■ REQUEST ■
Reproduce the lines of the listing exactly, starting with the line that contains "queue-cell: 4 (865, 446, 913, 494)" and continuing through the line that contains "diagram-title-en: Queue (254, 55, 327, 83)".

■ RECORDS SHOWN ■
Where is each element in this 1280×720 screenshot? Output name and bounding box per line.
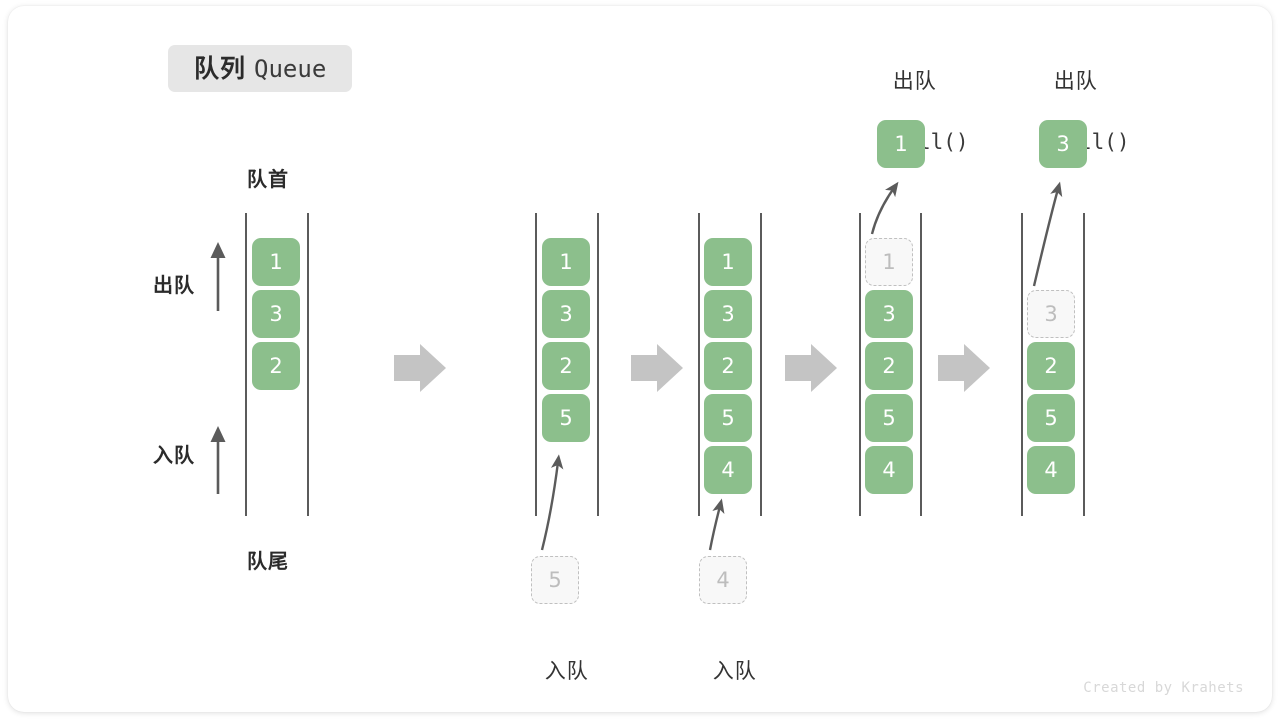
queue-cell: 4 (865, 446, 913, 494)
queue-cell: 2 (252, 342, 300, 390)
transition-arrow-icon (938, 344, 990, 392)
queue-cell-new: 4 (704, 446, 752, 494)
queue-rail-left-3 (698, 213, 700, 516)
queue-cell: 5 (1027, 394, 1075, 442)
diagram-title-en: Queue (254, 55, 327, 83)
enqueue-direction-arrow-icon (210, 426, 226, 494)
queue-cell: 5 (704, 394, 752, 442)
dequeue-direction-label: 出队 (153, 273, 195, 297)
incoming-ghost-cell: 5 (531, 556, 579, 604)
enqueue-flow-arrow-4 (708, 498, 725, 551)
incoming-ghost-cell: 4 (699, 556, 747, 604)
operation-caption-cn: 出队 (892, 69, 937, 94)
transition-arrow-icon (785, 344, 837, 392)
popped-cell: 3 (1039, 120, 1087, 168)
code-suffix: ) (955, 130, 969, 155)
queue-cell-removed: 3 (1027, 290, 1075, 338)
queue-cell: 5 (865, 394, 913, 442)
queue-cell: 3 (542, 290, 590, 338)
watermark: Created by Krahets (1083, 680, 1244, 696)
enqueue-direction-label: 入队 (153, 443, 195, 467)
operation-caption-offer-4: 入队 offer(4) (686, 626, 814, 712)
queue-rear-label: 队尾 (247, 549, 289, 573)
code-suffix: ) (1116, 130, 1130, 155)
queue-cell: 2 (1027, 342, 1075, 390)
dequeue-direction-arrow-icon (210, 242, 226, 311)
queue-rail-left-4 (859, 213, 861, 516)
dequeue-flow-arrow-3 (1032, 181, 1063, 287)
enqueue-flow-arrow-5 (540, 454, 564, 551)
queue-rail-right-3 (760, 213, 762, 516)
queue-cell: 3 (252, 290, 300, 338)
queue-cell: 3 (704, 290, 752, 338)
queue-cell: 2 (704, 342, 752, 390)
queue-cell: 4 (1027, 446, 1075, 494)
popped-cell: 1 (877, 120, 925, 168)
queue-rail-right-2 (597, 213, 599, 516)
transition-arrow-icon (394, 344, 446, 392)
queue-rail-right-5 (1083, 213, 1085, 516)
operation-caption-cn: 入队 (712, 659, 757, 684)
queue-cell: 1 (252, 238, 300, 286)
operation-caption-cn: 入队 (544, 659, 589, 684)
dequeue-flow-arrow-1 (870, 181, 899, 235)
queue-rail-left-1 (245, 213, 247, 516)
transition-arrow-icon (631, 344, 683, 392)
queue-cell-removed: 1 (865, 238, 913, 286)
queue-cell: 2 (542, 342, 590, 390)
queue-rail-left-5 (1021, 213, 1023, 516)
queue-rail-right-4 (920, 213, 922, 516)
queue-cell: 1 (542, 238, 590, 286)
queue-rail-right-1 (307, 213, 309, 516)
queue-rail-left-2 (535, 213, 537, 516)
queue-front-label: 队首 (247, 167, 289, 191)
diagram-title-cn: 队列 (194, 54, 247, 83)
queue-cell: 2 (865, 342, 913, 390)
operation-caption-offer-5: 入队 offer(5) (518, 626, 646, 712)
operation-caption-cn: 出队 (1053, 69, 1098, 94)
queue-cell: 3 (865, 290, 913, 338)
queue-cell-new: 5 (542, 394, 590, 442)
queue-cell: 1 (704, 238, 752, 286)
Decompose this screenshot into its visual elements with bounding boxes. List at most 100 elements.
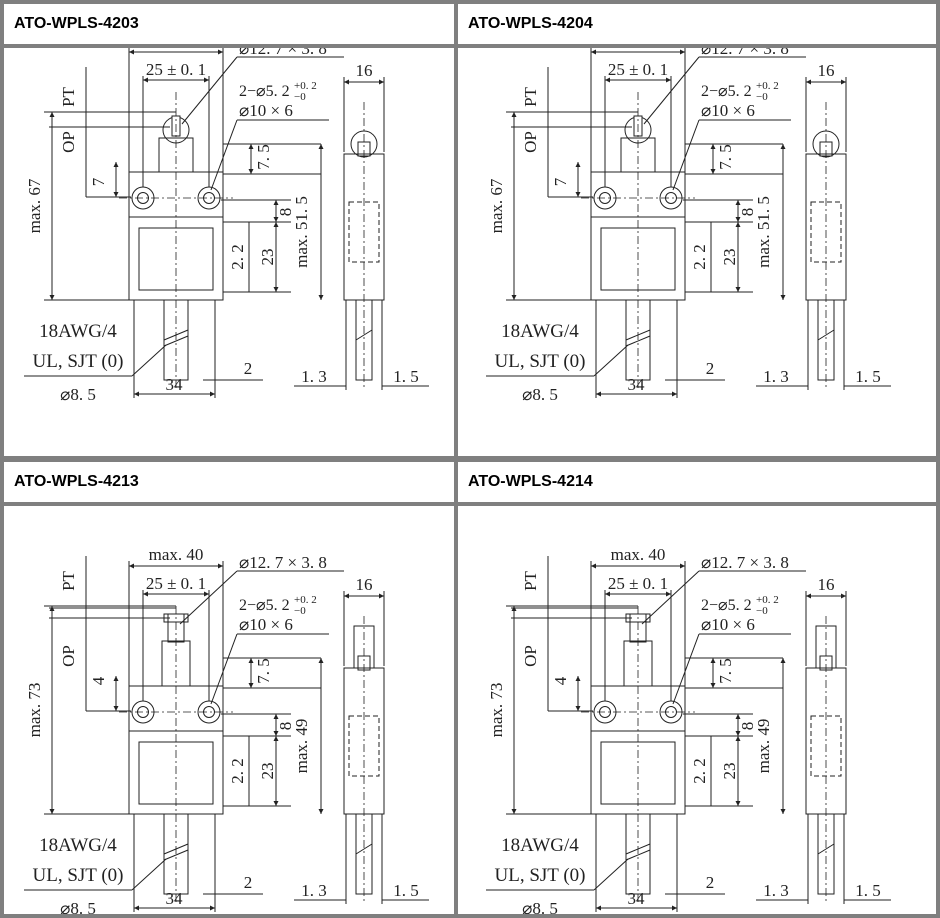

■ EXPECTED ANSWER ■
queue-cell: 4 (865, 446, 913, 494)
queue-cell: 2 (252, 342, 300, 390)
transition-arrow-icon (938, 344, 990, 392)
queue-cell-new: 4 (704, 446, 752, 494)
queue-rail-left-3 (698, 213, 700, 516)
queue-cell: 5 (1027, 394, 1075, 442)
diagram-title-en: Queue (254, 55, 327, 83)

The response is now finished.